[Dataset excerpt]
* * * * * * *

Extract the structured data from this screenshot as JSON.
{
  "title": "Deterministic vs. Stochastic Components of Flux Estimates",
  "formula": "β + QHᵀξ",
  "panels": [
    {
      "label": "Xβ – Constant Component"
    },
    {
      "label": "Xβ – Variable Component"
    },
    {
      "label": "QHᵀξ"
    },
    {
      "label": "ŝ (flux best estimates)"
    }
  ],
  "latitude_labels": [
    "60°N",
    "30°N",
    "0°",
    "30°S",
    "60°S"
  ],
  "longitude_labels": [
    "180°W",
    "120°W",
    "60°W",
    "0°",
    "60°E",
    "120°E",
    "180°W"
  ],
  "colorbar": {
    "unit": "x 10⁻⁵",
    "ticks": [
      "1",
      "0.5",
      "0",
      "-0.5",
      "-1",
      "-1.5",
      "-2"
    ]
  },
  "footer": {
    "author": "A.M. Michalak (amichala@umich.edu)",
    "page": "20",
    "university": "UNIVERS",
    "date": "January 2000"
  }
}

* * * * * * *

§ **Exercise objective**: Could you quote the material above in full, exactly as it stands?

§ **Exercise response**:
Extract the structured data from this screenshot as JSON.
{
  "title": "Deterministic vs. Stochastic Components of Flux Estimates",
  "formula": "β + QHᵀξ",
  "panels": [
    {
      "label": "Xβ – Constant Component"
    },
    {
      "label": "Xβ – Variable Component"
    },
    {
      "label": "QHᵀξ"
    },
    {
      "label": "ŝ (flux best estimates)"
    }
  ],
  "latitude_labels": [
    "60°N",
    "30°N",
    "0°",
    "30°S",
    "60°S"
  ],
  "longitude_labels": [
    "180°W",
    "120°W",
    "60°W",
    "0°",
    "60°E",
    "120°E",
    "180°W"
  ],
  "colorbar": {
    "unit": "x 10⁻⁵",
    "ticks": [
      "1",
      "0.5",
      "0",
      "-0.5",
      "-1",
      "-1.5",
      "-2"
    ]
  },
  "footer": {
    "author": "A.M. Michalak (amichala@umich.edu)",
    "page": "20",
    "university": "UNIVERS",
    "date": "January 2000"
  }
}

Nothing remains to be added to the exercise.